→ **WHAT IS EXPECTED**:
Every entry here needs to be repeated exactly.

→ **DATA**:
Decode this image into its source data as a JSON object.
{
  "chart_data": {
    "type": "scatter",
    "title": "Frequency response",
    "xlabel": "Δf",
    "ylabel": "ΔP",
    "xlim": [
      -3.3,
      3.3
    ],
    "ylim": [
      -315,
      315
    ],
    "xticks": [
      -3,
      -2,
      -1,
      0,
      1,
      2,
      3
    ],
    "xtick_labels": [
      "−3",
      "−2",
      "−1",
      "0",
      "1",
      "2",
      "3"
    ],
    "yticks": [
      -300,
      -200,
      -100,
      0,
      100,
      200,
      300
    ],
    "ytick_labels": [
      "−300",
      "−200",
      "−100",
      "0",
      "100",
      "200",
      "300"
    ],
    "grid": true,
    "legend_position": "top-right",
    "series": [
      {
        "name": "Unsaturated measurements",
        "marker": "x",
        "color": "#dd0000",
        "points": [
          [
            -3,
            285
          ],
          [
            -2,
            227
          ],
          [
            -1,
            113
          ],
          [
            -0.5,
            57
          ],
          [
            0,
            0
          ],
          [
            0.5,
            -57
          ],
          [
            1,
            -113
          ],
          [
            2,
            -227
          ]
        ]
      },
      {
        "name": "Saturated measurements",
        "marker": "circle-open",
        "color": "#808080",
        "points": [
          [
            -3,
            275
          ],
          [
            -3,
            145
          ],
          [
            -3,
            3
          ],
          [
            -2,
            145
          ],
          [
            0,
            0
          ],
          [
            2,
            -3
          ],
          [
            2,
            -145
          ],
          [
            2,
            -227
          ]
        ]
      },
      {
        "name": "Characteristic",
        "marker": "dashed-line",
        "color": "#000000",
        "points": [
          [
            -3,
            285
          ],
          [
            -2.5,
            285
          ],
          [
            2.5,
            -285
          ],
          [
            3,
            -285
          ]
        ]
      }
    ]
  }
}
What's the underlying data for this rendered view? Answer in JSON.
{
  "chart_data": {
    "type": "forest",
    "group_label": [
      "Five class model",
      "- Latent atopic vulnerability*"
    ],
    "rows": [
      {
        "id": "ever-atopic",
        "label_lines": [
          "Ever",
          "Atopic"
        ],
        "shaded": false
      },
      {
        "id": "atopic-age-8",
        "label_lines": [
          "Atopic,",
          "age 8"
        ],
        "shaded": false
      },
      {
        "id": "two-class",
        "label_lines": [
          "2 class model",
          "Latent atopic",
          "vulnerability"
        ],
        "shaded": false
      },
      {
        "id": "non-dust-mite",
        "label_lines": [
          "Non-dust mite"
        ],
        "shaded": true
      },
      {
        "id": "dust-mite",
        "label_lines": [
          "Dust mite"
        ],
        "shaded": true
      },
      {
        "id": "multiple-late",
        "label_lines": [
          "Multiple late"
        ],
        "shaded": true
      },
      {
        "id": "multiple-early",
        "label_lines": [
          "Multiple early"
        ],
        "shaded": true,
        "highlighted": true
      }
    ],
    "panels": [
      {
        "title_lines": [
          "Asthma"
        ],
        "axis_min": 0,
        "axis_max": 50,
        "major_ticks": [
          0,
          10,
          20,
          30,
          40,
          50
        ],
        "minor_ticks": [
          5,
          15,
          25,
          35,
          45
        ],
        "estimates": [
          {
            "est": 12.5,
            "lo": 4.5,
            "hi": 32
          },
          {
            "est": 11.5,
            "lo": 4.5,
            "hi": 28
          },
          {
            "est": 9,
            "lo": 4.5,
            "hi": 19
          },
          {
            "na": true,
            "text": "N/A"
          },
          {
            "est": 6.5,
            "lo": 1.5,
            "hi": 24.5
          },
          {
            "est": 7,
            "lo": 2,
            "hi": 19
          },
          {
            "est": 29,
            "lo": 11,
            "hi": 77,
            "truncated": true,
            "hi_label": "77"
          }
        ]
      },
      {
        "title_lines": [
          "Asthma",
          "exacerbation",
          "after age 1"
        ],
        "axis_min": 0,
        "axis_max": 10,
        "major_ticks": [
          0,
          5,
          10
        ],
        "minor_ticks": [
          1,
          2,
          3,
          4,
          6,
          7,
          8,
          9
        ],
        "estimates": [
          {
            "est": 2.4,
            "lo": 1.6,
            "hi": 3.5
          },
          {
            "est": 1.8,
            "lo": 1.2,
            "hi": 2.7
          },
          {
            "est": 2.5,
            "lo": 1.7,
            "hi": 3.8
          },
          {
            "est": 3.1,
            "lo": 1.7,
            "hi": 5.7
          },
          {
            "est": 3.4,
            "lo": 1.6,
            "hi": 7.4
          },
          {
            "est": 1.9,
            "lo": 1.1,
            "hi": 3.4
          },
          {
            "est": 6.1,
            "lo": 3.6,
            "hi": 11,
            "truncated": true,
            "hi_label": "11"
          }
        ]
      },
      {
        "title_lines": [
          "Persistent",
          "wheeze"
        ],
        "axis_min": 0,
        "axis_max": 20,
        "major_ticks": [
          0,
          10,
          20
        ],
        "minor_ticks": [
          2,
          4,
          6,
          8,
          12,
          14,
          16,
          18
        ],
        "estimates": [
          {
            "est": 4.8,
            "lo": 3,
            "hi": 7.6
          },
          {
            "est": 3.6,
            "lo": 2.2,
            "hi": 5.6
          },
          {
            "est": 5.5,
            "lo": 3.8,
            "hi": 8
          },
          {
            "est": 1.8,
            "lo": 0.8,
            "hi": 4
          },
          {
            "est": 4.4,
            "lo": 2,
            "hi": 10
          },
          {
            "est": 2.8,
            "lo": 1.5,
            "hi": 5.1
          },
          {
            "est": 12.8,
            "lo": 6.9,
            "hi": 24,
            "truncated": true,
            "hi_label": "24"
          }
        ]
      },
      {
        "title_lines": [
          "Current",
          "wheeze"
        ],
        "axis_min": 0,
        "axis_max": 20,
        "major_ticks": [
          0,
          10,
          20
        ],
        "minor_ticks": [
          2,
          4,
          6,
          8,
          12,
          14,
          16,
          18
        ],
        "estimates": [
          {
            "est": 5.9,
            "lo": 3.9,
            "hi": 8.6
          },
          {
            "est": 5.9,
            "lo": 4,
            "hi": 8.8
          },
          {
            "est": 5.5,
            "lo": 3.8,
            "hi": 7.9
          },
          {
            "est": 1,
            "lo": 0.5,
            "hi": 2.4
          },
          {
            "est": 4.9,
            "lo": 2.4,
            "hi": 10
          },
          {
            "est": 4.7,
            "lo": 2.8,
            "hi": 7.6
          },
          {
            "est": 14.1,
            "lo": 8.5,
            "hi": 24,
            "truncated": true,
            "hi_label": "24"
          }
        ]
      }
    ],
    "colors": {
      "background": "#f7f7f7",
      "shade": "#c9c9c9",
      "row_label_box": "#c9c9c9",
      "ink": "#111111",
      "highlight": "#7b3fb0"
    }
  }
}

→ **RESPONSE FOR THIS EXERCISE**:
Decode this image into its source data as a JSON object.
{
  "chart_data": {
    "type": "scatter",
    "title": "Frequency response",
    "xlabel": "Δf",
    "ylabel": "ΔP",
    "xlim": [
      -3.3,
      3.3
    ],
    "ylim": [
      -315,
      315
    ],
    "xticks": [
      -3,
      -2,
      -1,
      0,
      1,
      2,
      3
    ],
    "xtick_labels": [
      "−3",
      "−2",
      "−1",
      "0",
      "1",
      "2",
      "3"
    ],
    "yticks": [
      -300,
      -200,
      -100,
      0,
      100,
      200,
      300
    ],
    "ytick_labels": [
      "−300",
      "−200",
      "−100",
      "0",
      "100",
      "200",
      "300"
    ],
    "grid": true,
    "legend_position": "top-right",
    "series": [
      {
        "name": "Unsaturated measurements",
        "marker": "x",
        "color": "#dd0000",
        "points": [
          [
            -3,
            285
          ],
          [
            -2,
            227
          ],
          [
            -1,
            113
          ],
          [
            -0.5,
            57
          ],
          [
            0,
            0
          ],
          [
            0.5,
            -57
          ],
          [
            1,
            -113
          ],
          [
            2,
            -227
          ]
        ]
      },
      {
        "name": "Saturated measurements",
        "marker": "circle-open",
        "color": "#808080",
        "points": [
          [
            -3,
            275
          ],
          [
            -3,
            145
          ],
          [
            -3,
            3
          ],
          [
            -2,
            145
          ],
          [
            0,
            0
          ],
          [
            2,
            -3
          ],
          [
            2,
            -145
          ],
          [
            2,
            -227
          ]
        ]
      },
      {
        "name": "Characteristic",
        "marker": "dashed-line",
        "color": "#000000",
        "points": [
          [
            -3,
            285
          ],
          [
            -2.5,
            285
          ],
          [
            2.5,
            -285
          ],
          [
            3,
            -285
          ]
        ]
      }
    ]
  }
}
What's the underlying data for this rendered view? Answer in JSON.
{
  "chart_data": {
    "type": "forest",
    "group_label": [
      "Five class model",
      "- Latent atopic vulnerability*"
    ],
    "rows": [
      {
        "id": "ever-atopic",
        "label_lines": [
          "Ever",
          "Atopic"
        ],
        "shaded": false
      },
      {
        "id": "atopic-age-8",
        "label_lines": [
          "Atopic,",
          "age 8"
        ],
        "shaded": false
      },
      {
        "id": "two-class",
        "label_lines": [
          "2 class model",
          "Latent atopic",
          "vulnerability"
        ],
        "shaded": false
      },
      {
        "id": "non-dust-mite",
        "label_lines": [
          "Non-dust mite"
        ],
        "shaded": true
      },
      {
        "id": "dust-mite",
        "label_lines": [
          "Dust mite"
        ],
        "shaded": true
      },
      {
        "id": "multiple-late",
        "label_lines": [
          "Multiple late"
        ],
        "shaded": true
      },
      {
        "id": "multiple-early",
        "label_lines": [
          "Multiple early"
        ],
        "shaded": true,
        "highlighted": true
      }
    ],
    "panels": [
      {
        "title_lines": [
          "Asthma"
        ],
        "axis_min": 0,
        "axis_max": 50,
        "major_ticks": [
          0,
          10,
          20,
          30,
          40,
          50
        ],
        "minor_ticks": [
          5,
          15,
          25,
          35,
          45
        ],
        "estimates": [
          {
            "est": 12.5,
            "lo": 4.5,
            "hi": 32
          },
          {
            "est": 11.5,
            "lo": 4.5,
            "hi": 28
          },
          {
            "est": 9,
            "lo": 4.5,
            "hi": 19
          },
          {
            "na": true,
            "text": "N/A"
          },
          {
            "est": 6.5,
            "lo": 1.5,
            "hi": 24.5
          },
          {
            "est": 7,
            "lo": 2,
            "hi": 19
          },
          {
            "est": 29,
            "lo": 11,
            "hi": 77,
            "truncated": true,
            "hi_label": "77"
          }
        ]
      },
      {
        "title_lines": [
          "Asthma",
          "exacerbation",
          "after age 1"
        ],
        "axis_min": 0,
        "axis_max": 10,
        "major_ticks": [
          0,
          5,
          10
        ],
        "minor_ticks": [
          1,
          2,
          3,
          4,
          6,
          7,
          8,
          9
        ],
        "estimates": [
          {
            "est": 2.4,
            "lo": 1.6,
            "hi": 3.5
          },
          {
            "est": 1.8,
            "lo": 1.2,
            "hi": 2.7
          },
          {
            "est": 2.5,
            "lo": 1.7,
            "hi": 3.8
          },
          {
            "est": 3.1,
            "lo": 1.7,
            "hi": 5.7
          },
          {
            "est": 3.4,
            "lo": 1.6,
            "hi": 7.4
          },
          {
            "est": 1.9,
            "lo": 1.1,
            "hi": 3.4
          },
          {
            "est": 6.1,
            "lo": 3.6,
            "hi": 11,
            "truncated": true,
            "hi_label": "11"
          }
        ]
      },
      {
        "title_lines": [
          "Persistent",
          "wheeze"
        ],
        "axis_min": 0,
        "axis_max": 20,
        "major_ticks": [
          0,
          10,
          20
        ],
        "minor_ticks": [
          2,
          4,
          6,
          8,
          12,
          14,
          16,
          18
        ],
        "estimates": [
          {
            "est": 4.8,
            "lo": 3,
            "hi": 7.6
          },
          {
            "est": 3.6,
            "lo": 2.2,
            "hi": 5.6
          },
          {
            "est": 5.5,
            "lo": 3.8,
            "hi": 8
          },
          {
            "est": 1.8,
            "lo": 0.8,
            "hi": 4
          },
          {
            "est": 4.4,
            "lo": 2,
            "hi": 10
          },
          {
            "est": 2.8,
            "lo": 1.5,
            "hi": 5.1
          },
          {
            "est": 12.8,
            "lo": 6.9,
            "hi": 24,
            "truncated": true,
            "hi_label": "24"
          }
        ]
      },
      {
        "title_lines": [
          "Current",
          "wheeze"
        ],
        "axis_min": 0,
        "axis_max": 20,
        "major_ticks": [
          0,
          10,
          20
        ],
        "minor_ticks": [
          2,
          4,
          6,
          8,
          12,
          14,
          16,
          18
        ],
        "estimates": [
          {
            "est": 5.9,
            "lo": 3.9,
            "hi": 8.6
          },
          {
            "est": 5.9,
            "lo": 4,
            "hi": 8.8
          },
          {
            "est": 5.5,
            "lo": 3.8,
            "hi": 7.9
          },
          {
            "est": 1,
            "lo": 0.5,
            "hi": 2.4
          },
          {
            "est": 4.9,
            "lo": 2.4,
            "hi": 10
          },
          {
            "est": 4.7,
            "lo": 2.8,
            "hi": 7.6
          },
          {
            "est": 14.1,
            "lo": 8.5,
            "hi": 24,
            "truncated": true,
            "hi_label": "24"
          }
        ]
      }
    ],
    "colors": {
      "background": "#f7f7f7",
      "shade": "#c9c9c9",
      "row_label_box": "#c9c9c9",
      "ink": "#111111",
      "highlight": "#7b3fb0"
    }
  }
}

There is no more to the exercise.